[TASK PROMPT]
In the entries that follow, find the word "Provinces" and report each line it is on.

(Raw records)
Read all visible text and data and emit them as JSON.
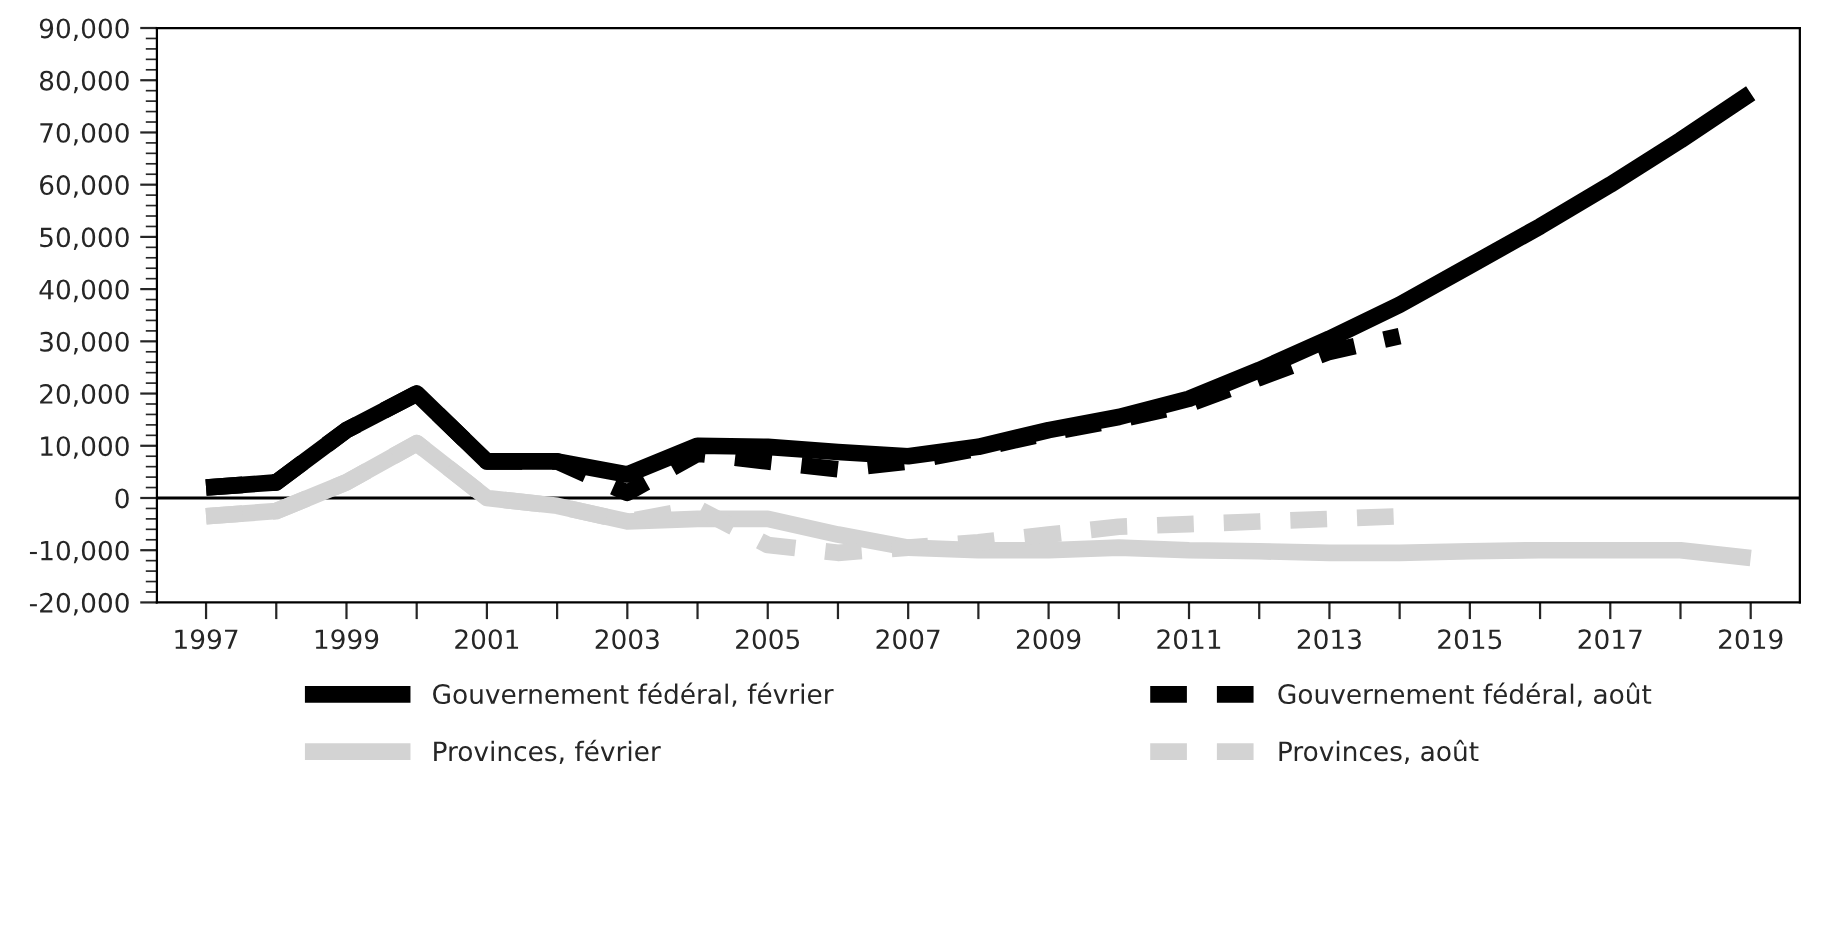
{
  "chart_data": {
    "type": "line",
    "x": [
      1997,
      1998,
      1999,
      2000,
      2001,
      2002,
      2003,
      2004,
      2005,
      2006,
      2007,
      2008,
      2009,
      2010,
      2011,
      2012,
      2013,
      2014,
      2015,
      2016,
      2017,
      2018,
      2019
    ],
    "series": [
      {
        "name": "Gouvernement fédéral, février",
        "color": "#000000",
        "line_style": "solid",
        "values": [
          2000,
          3000,
          13000,
          20000,
          7000,
          7000,
          4500,
          10000,
          9800,
          8800,
          8000,
          9800,
          13000,
          15500,
          19000,
          24500,
          30500,
          37000,
          44500,
          52000,
          60000,
          68500,
          77500
        ]
      },
      {
        "name": "Gouvernement fédéral, août",
        "color": "#000000",
        "line_style": "dashed",
        "values": [
          2000,
          3000,
          13000,
          20000,
          7000,
          7000,
          1000,
          8500,
          7000,
          5500,
          7000,
          9500,
          12500,
          15000,
          18000,
          23000,
          28000,
          31000,
          null,
          null,
          null,
          null,
          null
        ]
      },
      {
        "name": "Provinces, février",
        "color": "#d3d3d3",
        "line_style": "solid",
        "values": [
          -3500,
          -2500,
          3000,
          10500,
          0,
          -1500,
          -4500,
          -4000,
          -4000,
          -7000,
          -9500,
          -10000,
          -10000,
          -9500,
          -10000,
          -10200,
          -10500,
          -10500,
          -10200,
          -10000,
          -10000,
          -10000,
          -11500
        ]
      },
      {
        "name": "Provinces, août",
        "color": "#d3d3d3",
        "line_style": "dashed",
        "values": [
          -3500,
          -2500,
          3000,
          10500,
          0,
          -1500,
          -4500,
          -2000,
          -9000,
          -10500,
          -9500,
          -8500,
          -7000,
          -5500,
          -5000,
          -4500,
          -4000,
          -3500,
          null,
          null,
          null,
          null,
          null
        ]
      }
    ],
    "xlim": [
      1996.3,
      2019.7
    ],
    "xticks": [
      {
        "value": 1997,
        "label": "1997"
      },
      {
        "value": 1998,
        "label": null
      },
      {
        "value": 1999,
        "label": "1999"
      },
      {
        "value": 2000,
        "label": null
      },
      {
        "value": 2001,
        "label": "2001"
      },
      {
        "value": 2002,
        "label": null
      },
      {
        "value": 2003,
        "label": "2003"
      },
      {
        "value": 2004,
        "label": null
      },
      {
        "value": 2005,
        "label": "2005"
      },
      {
        "value": 2006,
        "label": null
      },
      {
        "value": 2007,
        "label": "2007"
      },
      {
        "value": 2008,
        "label": null
      },
      {
        "value": 2009,
        "label": "2009"
      },
      {
        "value": 2010,
        "label": null
      },
      {
        "value": 2011,
        "label": "2011"
      },
      {
        "value": 2012,
        "label": null
      },
      {
        "value": 2013,
        "label": "2013"
      },
      {
        "value": 2014,
        "label": null
      },
      {
        "value": 2015,
        "label": "2015"
      },
      {
        "value": 2016,
        "label": null
      },
      {
        "value": 2017,
        "label": "2017"
      },
      {
        "value": 2018,
        "label": null
      },
      {
        "value": 2019,
        "label": "2019"
      }
    ],
    "ylim": [
      -20000,
      90000
    ],
    "yticks": [
      {
        "value": -20000,
        "label": "-20,000"
      },
      {
        "value": -10000,
        "label": "-10,000"
      },
      {
        "value": 0,
        "label": "0"
      },
      {
        "value": 10000,
        "label": "10,000"
      },
      {
        "value": 20000,
        "label": "20,000"
      },
      {
        "value": 30000,
        "label": "30,000"
      },
      {
        "value": 40000,
        "label": "40,000"
      },
      {
        "value": 50000,
        "label": "50,000"
      },
      {
        "value": 60000,
        "label": "60,000"
      },
      {
        "value": 70000,
        "label": "70,000"
      },
      {
        "value": 80000,
        "label": "80,000"
      },
      {
        "value": 90000,
        "label": "90,000"
      }
    ],
    "ref_lines": [
      {
        "axis": "y",
        "value": 0,
        "color": "#000000",
        "line_style": "solid"
      }
    ],
    "grid": false,
    "legend": "bottom",
    "marker": "none"
  }
}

[WRITTEN REPLY]
        "name": "Provinces, février",
        "name": "Provinces, août",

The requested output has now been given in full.